_EXERCISE TASK_
Would you output the whole listing below, exactly as it reads?

_RAW DATA_
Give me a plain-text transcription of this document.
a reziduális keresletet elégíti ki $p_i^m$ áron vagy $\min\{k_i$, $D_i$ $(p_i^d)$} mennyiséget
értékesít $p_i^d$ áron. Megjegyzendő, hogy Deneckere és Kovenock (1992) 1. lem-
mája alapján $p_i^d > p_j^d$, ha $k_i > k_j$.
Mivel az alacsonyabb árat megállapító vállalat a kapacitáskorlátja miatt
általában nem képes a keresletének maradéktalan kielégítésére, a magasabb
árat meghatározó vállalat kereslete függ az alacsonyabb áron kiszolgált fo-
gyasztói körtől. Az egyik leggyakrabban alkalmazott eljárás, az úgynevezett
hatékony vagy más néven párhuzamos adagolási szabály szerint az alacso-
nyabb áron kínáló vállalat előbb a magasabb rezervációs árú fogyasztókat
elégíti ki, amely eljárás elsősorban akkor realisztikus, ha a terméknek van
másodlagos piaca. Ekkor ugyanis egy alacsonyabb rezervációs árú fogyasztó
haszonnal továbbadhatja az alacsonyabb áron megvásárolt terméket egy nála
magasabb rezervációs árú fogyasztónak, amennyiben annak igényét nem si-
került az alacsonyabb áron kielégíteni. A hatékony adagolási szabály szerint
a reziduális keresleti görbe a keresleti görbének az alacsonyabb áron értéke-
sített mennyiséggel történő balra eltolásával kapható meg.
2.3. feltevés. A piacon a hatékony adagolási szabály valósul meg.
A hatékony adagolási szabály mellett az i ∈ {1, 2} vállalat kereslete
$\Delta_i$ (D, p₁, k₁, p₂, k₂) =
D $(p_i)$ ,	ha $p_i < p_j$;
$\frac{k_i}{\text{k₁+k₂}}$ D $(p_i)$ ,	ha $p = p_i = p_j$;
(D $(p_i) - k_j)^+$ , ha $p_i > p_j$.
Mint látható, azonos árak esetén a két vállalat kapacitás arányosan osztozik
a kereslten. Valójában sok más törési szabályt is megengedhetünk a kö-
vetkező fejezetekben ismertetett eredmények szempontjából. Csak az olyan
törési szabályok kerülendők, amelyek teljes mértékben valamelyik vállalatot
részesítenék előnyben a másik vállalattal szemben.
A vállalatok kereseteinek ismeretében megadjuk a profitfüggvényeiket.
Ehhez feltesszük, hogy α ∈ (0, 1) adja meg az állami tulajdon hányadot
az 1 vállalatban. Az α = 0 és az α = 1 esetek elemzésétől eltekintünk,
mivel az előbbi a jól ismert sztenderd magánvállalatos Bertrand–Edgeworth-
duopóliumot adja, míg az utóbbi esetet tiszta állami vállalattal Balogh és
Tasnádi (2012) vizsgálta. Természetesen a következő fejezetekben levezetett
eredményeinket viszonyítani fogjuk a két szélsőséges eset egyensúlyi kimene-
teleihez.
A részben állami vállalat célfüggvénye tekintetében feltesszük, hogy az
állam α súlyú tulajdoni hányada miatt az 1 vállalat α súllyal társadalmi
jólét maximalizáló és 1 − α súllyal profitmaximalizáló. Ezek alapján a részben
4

_RESULT OF THE TASK_
Give me a plain-text transcription of this document.
a reziduális keresletet elégíti ki $p_i^m$ áron vagy $\min\{k_i$, $D_i$ $(p_i^d)$} mennyiséget
értékesít $p_i^d$ áron. Megjegyzendő, hogy Deneckere és Kovenock (1992) 1. lem-
mája alapján $p_i^d > p_j^d$, ha $k_i > k_j$.
Mivel az alacsonyabb árat megállapító vállalat a kapacitáskorlátja miatt
általában nem képes a keresletének maradéktalan kielégítésére, a magasabb
árat meghatározó vállalat kereslete függ az alacsonyabb áron kiszolgált fo-
gyasztói körtől. Az egyik leggyakrabban alkalmazott eljárás, az úgynevezett
hatékony vagy más néven párhuzamos adagolási szabály szerint az alacso-
nyabb áron kínáló vállalat előbb a magasabb rezervációs árú fogyasztókat
elégíti ki, amely eljárás elsősorban akkor realisztikus, ha a terméknek van
másodlagos piaca. Ekkor ugyanis egy alacsonyabb rezervációs árú fogyasztó
haszonnal továbbadhatja az alacsonyabb áron megvásárolt terméket egy nála
magasabb rezervációs árú fogyasztónak, amennyiben annak igényét nem si-
került az alacsonyabb áron kielégíteni. A hatékony adagolási szabály szerint
a reziduális keresleti görbe a keresleti görbének az alacsonyabb áron értéke-
sített mennyiséggel történő balra eltolásával kapható meg.
2.3. feltevés. A piacon a hatékony adagolási szabály valósul meg.
A hatékony adagolási szabály mellett az i ∈ {1, 2} vállalat kereslete
$\Delta_i$ (D, p₁, k₁, p₂, k₂) =
D $(p_i)$ ,	ha $p_i < p_j$;
$\frac{k_i}{\text{k₁+k₂}}$ D $(p_i)$ ,	ha $p = p_i = p_j$;
(D $(p_i) - k_j)^+$ , ha $p_i > p_j$.
Mint látható, azonos árak esetén a két vállalat kapacitás arányosan osztozik
a kereslten. Valójában sok más törési szabályt is megengedhetünk a kö-
vetkező fejezetekben ismertetett eredmények szempontjából. Csak az olyan
törési szabályok kerülendők, amelyek teljes mértékben valamelyik vállalatot
részesítenék előnyben a másik vállalattal szemben.
A vállalatok kereseteinek ismeretében megadjuk a profitfüggvényeiket.
Ehhez feltesszük, hogy α ∈ (0, 1) adja meg az állami tulajdon hányadot
az 1 vállalatban. Az α = 0 és az α = 1 esetek elemzésétől eltekintünk,
mivel az előbbi a jól ismert sztenderd magánvállalatos Bertrand–Edgeworth-
duopóliumot adja, míg az utóbbi esetet tiszta állami vállalattal Balogh és
Tasnádi (2012) vizsgálta. Természetesen a következő fejezetekben levezetett
eredményeinket viszonyítani fogjuk a két szélsőséges eset egyensúlyi kimene-
teleihez.
A részben állami vállalat célfüggvénye tekintetében feltesszük, hogy az
állam α súlyú tulajdoni hányada miatt az 1 vállalat α súllyal társadalmi
jólét maximalizáló és 1 − α súllyal profitmaximalizáló. Ezek alapján a részben
4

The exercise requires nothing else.